TASK DATA ->
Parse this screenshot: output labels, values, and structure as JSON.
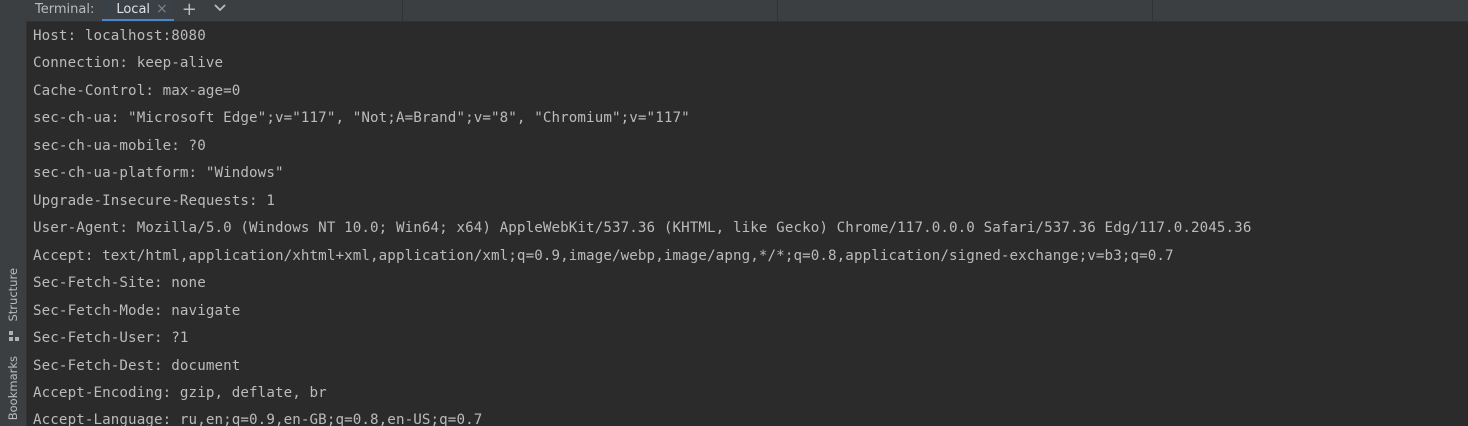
{
  "tool_window": {
    "title": "Terminal:",
    "tab_label": "Local",
    "close_glyph": "×",
    "add_glyph": "+",
    "dropdown_glyph": "⌄"
  },
  "side_strip": {
    "structure_label": "Structure",
    "bookmarks_label": "Bookmarks"
  },
  "terminal": {
    "lines": [
      "Host: localhost:8080",
      "Connection: keep-alive",
      "Cache-Control: max-age=0",
      "sec-ch-ua: \"Microsoft Edge\";v=\"117\", \"Not;A=Brand\";v=\"8\", \"Chromium\";v=\"117\"",
      "sec-ch-ua-mobile: ?0",
      "sec-ch-ua-platform: \"Windows\"",
      "Upgrade-Insecure-Requests: 1",
      "User-Agent: Mozilla/5.0 (Windows NT 10.0; Win64; x64) AppleWebKit/537.36 (KHTML, like Gecko) Chrome/117.0.0.0 Safari/537.36 Edg/117.0.2045.36",
      "Accept: text/html,application/xhtml+xml,application/xml;q=0.9,image/webp,image/apng,*/*;q=0.8,application/signed-exchange;v=b3;q=0.7",
      "Sec-Fetch-Site: none",
      "Sec-Fetch-Mode: navigate",
      "Sec-Fetch-User: ?1",
      "Sec-Fetch-Dest: document",
      "Accept-Encoding: gzip, deflate, br",
      "Accept-Language: ru,en;q=0.9,en-GB;q=0.8,en-US;q=0.7"
    ]
  },
  "colors": {
    "background": "#2b2b2b",
    "panel": "#3c3f41",
    "text": "#bbbbbb",
    "accent": "#4a88c7"
  }
}
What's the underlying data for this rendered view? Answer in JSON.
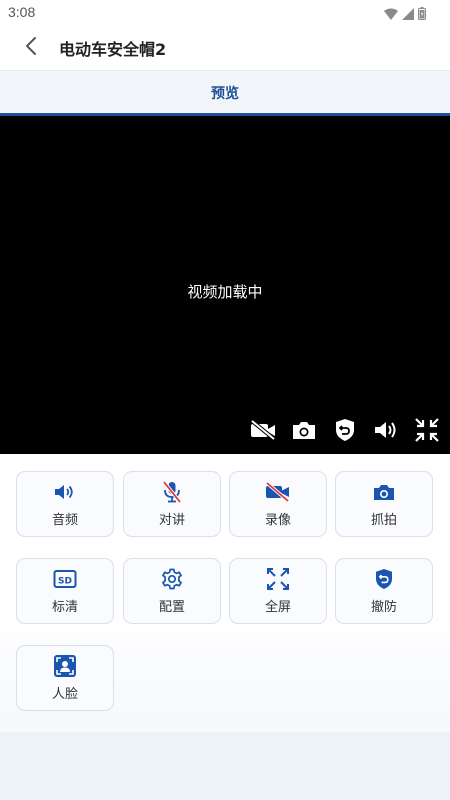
{
  "status_bar": {
    "time": "3:08"
  },
  "header": {
    "title": "电动车安全帽2"
  },
  "tabs": [
    {
      "label": "预览"
    }
  ],
  "video": {
    "status_text": "视频加载中"
  },
  "functions": [
    {
      "label": "音频",
      "icon": "speaker-icon"
    },
    {
      "label": "对讲",
      "icon": "mic-off-icon"
    },
    {
      "label": "录像",
      "icon": "video-off-icon"
    },
    {
      "label": "抓拍",
      "icon": "camera-icon"
    },
    {
      "label": "标清",
      "icon": "sd-icon"
    },
    {
      "label": "配置",
      "icon": "gear-icon"
    },
    {
      "label": "全屏",
      "icon": "fullscreen-icon"
    },
    {
      "label": "撤防",
      "icon": "disarm-shield-icon"
    },
    {
      "label": "人脸",
      "icon": "face-icon"
    }
  ],
  "colors": {
    "accent": "#1d4f95",
    "icon_blue": "#1a56b0",
    "icon_red": "#e0343c"
  }
}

PROBLEM TO WORK ON -> Quote the listing above in full, except for the pictures.

FULL RESPONSE ->
Parse this screenshot: output labels, values, and structure as JSON.
{
  "tool_window": {
    "title": "Terminal:",
    "tab_label": "Local",
    "close_glyph": "×",
    "add_glyph": "+",
    "dropdown_glyph": "⌄"
  },
  "side_strip": {
    "structure_label": "Structure",
    "bookmarks_label": "Bookmarks"
  },
  "terminal": {
    "lines": [
      "Host: localhost:8080",
      "Connection: keep-alive",
      "Cache-Control: max-age=0",
      "sec-ch-ua: \"Microsoft Edge\";v=\"117\", \"Not;A=Brand\";v=\"8\", \"Chromium\";v=\"117\"",
      "sec-ch-ua-mobile: ?0",
      "sec-ch-ua-platform: \"Windows\"",
      "Upgrade-Insecure-Requests: 1",
      "User-Agent: Mozilla/5.0 (Windows NT 10.0; Win64; x64) AppleWebKit/537.36 (KHTML, like Gecko) Chrome/117.0.0.0 Safari/537.36 Edg/117.0.2045.36",
      "Accept: text/html,application/xhtml+xml,application/xml;q=0.9,image/webp,image/apng,*/*;q=0.8,application/signed-exchange;v=b3;q=0.7",
      "Sec-Fetch-Site: none",
      "Sec-Fetch-Mode: navigate",
      "Sec-Fetch-User: ?1",
      "Sec-Fetch-Dest: document",
      "Accept-Encoding: gzip, deflate, br",
      "Accept-Language: ru,en;q=0.9,en-GB;q=0.8,en-US;q=0.7"
    ]
  },
  "colors": {
    "background": "#2b2b2b",
    "panel": "#3c3f41",
    "text": "#bbbbbb",
    "accent": "#4a88c7"
  }
}
What's the underlying data for this rendered view? Answer in JSON.
{
  "status_bar": {
    "time": "3:08"
  },
  "header": {
    "title": "电动车安全帽2"
  },
  "tabs": [
    {
      "label": "预览"
    }
  ],
  "video": {
    "status_text": "视频加载中"
  },
  "functions": [
    {
      "label": "音频",
      "icon": "speaker-icon"
    },
    {
      "label": "对讲",
      "icon": "mic-off-icon"
    },
    {
      "label": "录像",
      "icon": "video-off-icon"
    },
    {
      "label": "抓拍",
      "icon": "camera-icon"
    },
    {
      "label": "标清",
      "icon": "sd-icon"
    },
    {
      "label": "配置",
      "icon": "gear-icon"
    },
    {
      "label": "全屏",
      "icon": "fullscreen-icon"
    },
    {
      "label": "撤防",
      "icon": "disarm-shield-icon"
    },
    {
      "label": "人脸",
      "icon": "face-icon"
    }
  ],
  "colors": {
    "accent": "#1d4f95",
    "icon_blue": "#1a56b0",
    "icon_red": "#e0343c"
  }
}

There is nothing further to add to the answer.